### Your task
In the entries that follow, count each line containing "Turn" and state the total, nothing more.

(Dataset entries)
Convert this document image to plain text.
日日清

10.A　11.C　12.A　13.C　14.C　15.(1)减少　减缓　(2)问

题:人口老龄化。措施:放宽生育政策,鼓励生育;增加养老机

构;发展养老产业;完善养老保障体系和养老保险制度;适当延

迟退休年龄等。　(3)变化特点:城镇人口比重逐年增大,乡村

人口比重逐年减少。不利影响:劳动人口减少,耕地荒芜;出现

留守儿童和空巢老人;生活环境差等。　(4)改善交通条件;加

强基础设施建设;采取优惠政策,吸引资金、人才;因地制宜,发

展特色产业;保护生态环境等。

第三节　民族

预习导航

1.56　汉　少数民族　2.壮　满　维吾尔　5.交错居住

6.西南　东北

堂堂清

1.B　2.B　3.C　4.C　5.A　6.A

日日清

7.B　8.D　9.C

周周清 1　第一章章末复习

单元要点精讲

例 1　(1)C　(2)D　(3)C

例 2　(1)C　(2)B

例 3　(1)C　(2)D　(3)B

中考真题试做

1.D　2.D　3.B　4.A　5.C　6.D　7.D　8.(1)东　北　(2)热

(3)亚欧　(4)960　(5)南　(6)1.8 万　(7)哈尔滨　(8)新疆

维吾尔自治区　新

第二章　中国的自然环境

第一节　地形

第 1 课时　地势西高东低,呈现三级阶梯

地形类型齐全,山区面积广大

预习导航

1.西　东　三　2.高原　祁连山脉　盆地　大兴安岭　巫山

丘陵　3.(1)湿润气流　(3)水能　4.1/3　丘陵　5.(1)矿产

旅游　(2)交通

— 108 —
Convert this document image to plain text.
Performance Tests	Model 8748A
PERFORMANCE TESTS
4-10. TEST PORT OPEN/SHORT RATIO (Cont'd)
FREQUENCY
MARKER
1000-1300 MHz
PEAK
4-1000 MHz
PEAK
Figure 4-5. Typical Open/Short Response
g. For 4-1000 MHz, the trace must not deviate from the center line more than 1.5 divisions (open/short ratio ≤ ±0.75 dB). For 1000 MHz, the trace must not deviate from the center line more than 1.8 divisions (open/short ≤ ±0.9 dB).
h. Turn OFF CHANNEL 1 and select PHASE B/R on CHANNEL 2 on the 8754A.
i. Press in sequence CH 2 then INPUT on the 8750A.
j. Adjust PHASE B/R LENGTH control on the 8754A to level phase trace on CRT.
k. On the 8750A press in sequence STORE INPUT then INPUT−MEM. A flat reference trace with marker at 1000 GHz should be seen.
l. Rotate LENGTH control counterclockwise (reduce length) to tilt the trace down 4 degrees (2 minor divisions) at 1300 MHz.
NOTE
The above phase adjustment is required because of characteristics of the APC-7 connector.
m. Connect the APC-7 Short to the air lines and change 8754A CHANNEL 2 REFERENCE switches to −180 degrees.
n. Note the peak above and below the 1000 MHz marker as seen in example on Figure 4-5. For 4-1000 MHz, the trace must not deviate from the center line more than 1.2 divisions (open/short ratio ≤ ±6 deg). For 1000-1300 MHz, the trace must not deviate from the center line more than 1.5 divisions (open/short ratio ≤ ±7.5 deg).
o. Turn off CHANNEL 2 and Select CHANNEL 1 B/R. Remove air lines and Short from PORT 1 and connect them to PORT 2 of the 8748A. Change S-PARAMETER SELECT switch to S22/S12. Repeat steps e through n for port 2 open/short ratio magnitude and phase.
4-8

### The result
2